··· Document text ···
The government says – and they are not wrong – that the boost to spending on capital investment is modest when you compare it to the amount of debt that already exists. Indeed, debt rose by £350 billion under the last government, so what does it matter if we borrow an extra ten billion or so this year?
But it is precisely because debt is so high that we need a real plan to deal with it, counting every pound that we can get down. High debt has a number of consequences, but aside from any impact it can have on the health of an economy, there is a fundamentally moral argument. Borrowing is not free money. It comes with a cost, and it has to be paid back in interest or in whole. And if we aren’t the ones to pay it off or to stop borrowing it in the first place, we’re just placing a burden on the next generation, while at the same time expecting them to pay for our pensions, our social care, and to manage the effects of the climate change we created. Failing to deal with our debt problem would be a moral failing.
··· Supplied entries ···
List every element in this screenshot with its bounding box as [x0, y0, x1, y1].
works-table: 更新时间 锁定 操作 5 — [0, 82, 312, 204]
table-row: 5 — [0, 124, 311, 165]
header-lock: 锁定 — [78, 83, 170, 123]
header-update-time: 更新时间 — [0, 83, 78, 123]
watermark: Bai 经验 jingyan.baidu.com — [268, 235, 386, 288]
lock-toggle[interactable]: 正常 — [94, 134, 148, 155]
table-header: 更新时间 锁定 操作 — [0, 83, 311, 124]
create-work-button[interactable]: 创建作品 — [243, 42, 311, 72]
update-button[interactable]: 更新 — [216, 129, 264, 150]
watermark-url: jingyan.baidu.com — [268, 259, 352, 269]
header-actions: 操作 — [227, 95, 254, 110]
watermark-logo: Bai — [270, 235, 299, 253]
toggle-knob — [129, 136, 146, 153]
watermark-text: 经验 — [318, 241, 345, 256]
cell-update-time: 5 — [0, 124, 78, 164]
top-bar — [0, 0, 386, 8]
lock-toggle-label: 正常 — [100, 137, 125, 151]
···
→ **Your tasks**
1. From the passage on government debt, copy verbatim the part that opens with the words containing "The government says" and closes with "so this year?".
2. List everything that, according to the passage on government debt, the next generation would be expected to pay for or manage.
Rely solely on the passage on government debt, not on the entries.

→ **Solutions for each task**
1.
The government says – and they are not wrong – that the boost to spending on capital investment is modest when you compare it to the amount of debt that already exists. Indeed, debt rose by £350 billion under the last government, so what does it matter if we borrow an extra ten billion or so this year?

2.
- our pensions
- our social care
- the effects of the climate change we created